(Data records)
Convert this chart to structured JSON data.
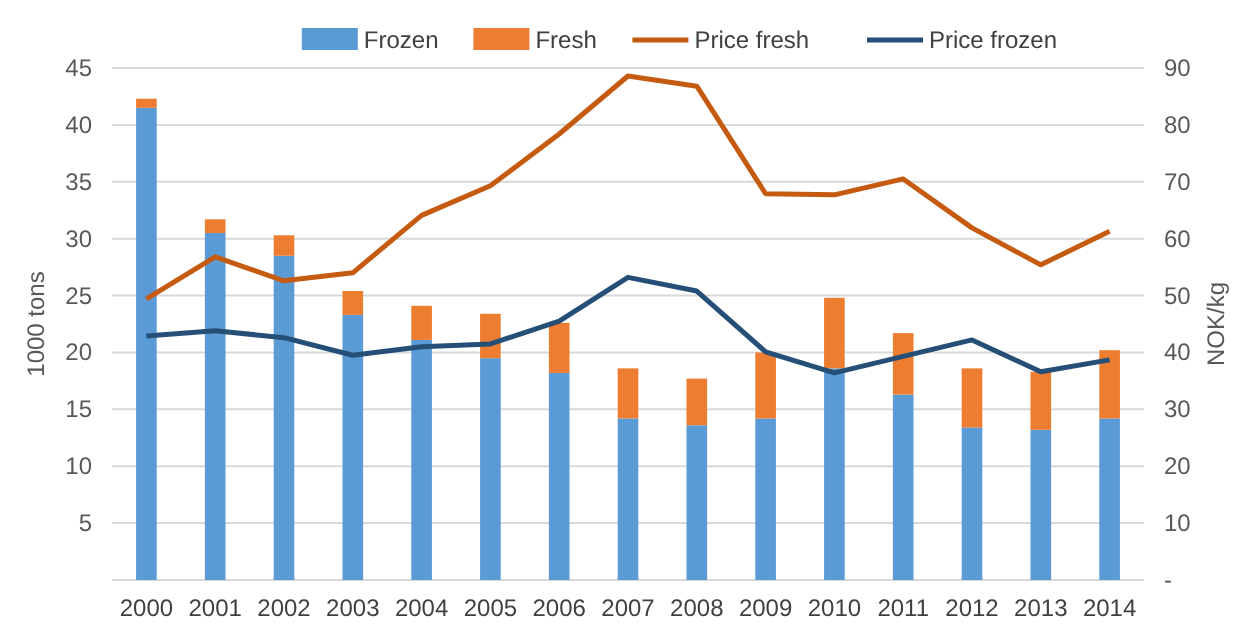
{
  "chart_data": {
    "type": "bar",
    "stacked": true,
    "categories": [
      "2000",
      "2001",
      "2002",
      "2003",
      "2004",
      "2005",
      "2006",
      "2007",
      "2008",
      "2009",
      "2010",
      "2011",
      "2012",
      "2013",
      "2014"
    ],
    "ylabel": "1000 tons",
    "y2label": "NOK/kg",
    "ylim": [
      0,
      45
    ],
    "yticks": [
      5,
      10,
      15,
      20,
      25,
      30,
      35,
      40,
      45
    ],
    "y2lim": [
      0,
      90
    ],
    "y2ticks": [
      {
        "value": 0,
        "label": "-"
      },
      10,
      20,
      30,
      40,
      50,
      60,
      70,
      80,
      90
    ],
    "grid": "y",
    "legend": "top",
    "series": [
      {
        "name": "Frozen",
        "color": "#5b9bd5",
        "values": [
          41.5,
          30.5,
          28.5,
          23.3,
          21.1,
          19.5,
          18.2,
          14.2,
          13.6,
          14.2,
          18.6,
          16.3,
          13.4,
          13.2,
          14.2
        ]
      },
      {
        "name": "Fresh",
        "color": "#ed7d31",
        "values": [
          0.8,
          1.2,
          1.8,
          2.1,
          3.0,
          3.9,
          4.4,
          4.4,
          4.1,
          5.8,
          6.2,
          5.4,
          5.2,
          5.1,
          6.0
        ]
      },
      {
        "name": "Price fresh",
        "type": "line",
        "axis": "y2",
        "color": "#c55a11",
        "values": [
          49.4,
          56.8,
          52.6,
          54.0,
          64.1,
          69.3,
          78.4,
          88.6,
          86.8,
          67.9,
          67.7,
          70.5,
          61.9,
          55.4,
          61.3
        ]
      },
      {
        "name": "Price frozen",
        "type": "line",
        "axis": "y2",
        "color": "#264f78",
        "values": [
          42.9,
          43.8,
          42.6,
          39.5,
          41.0,
          41.5,
          45.5,
          53.2,
          50.8,
          40.1,
          36.4,
          39.3,
          42.2,
          36.6,
          38.7
        ]
      }
    ]
  }
}
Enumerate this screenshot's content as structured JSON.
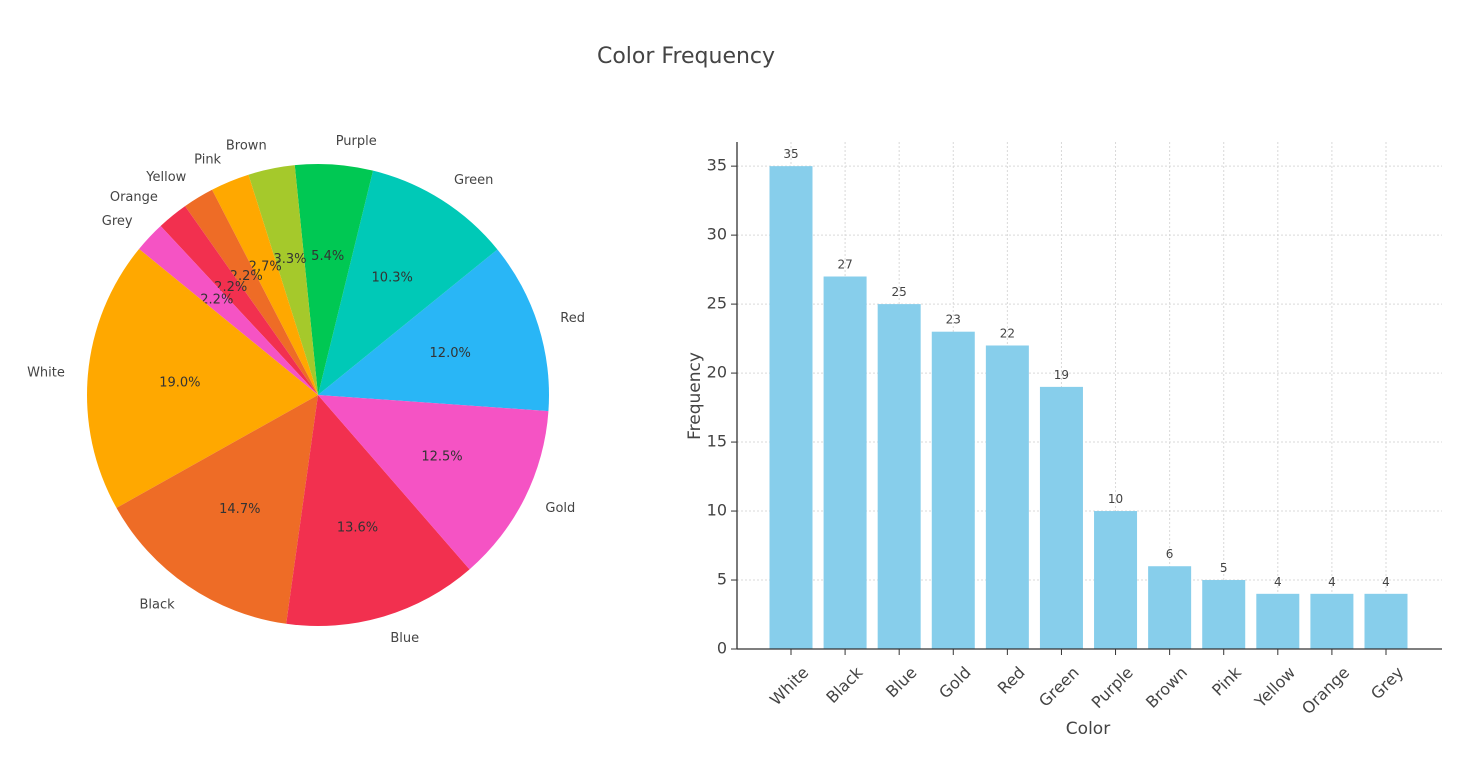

### WHAT IS NEEDED
Search the data for the string "name". List each line that has it.

### EXERCISE RESULT
        "name": "Frozen",
        "name": "Fresh",
        "name": "Price fresh",
        "name": "Price frozen",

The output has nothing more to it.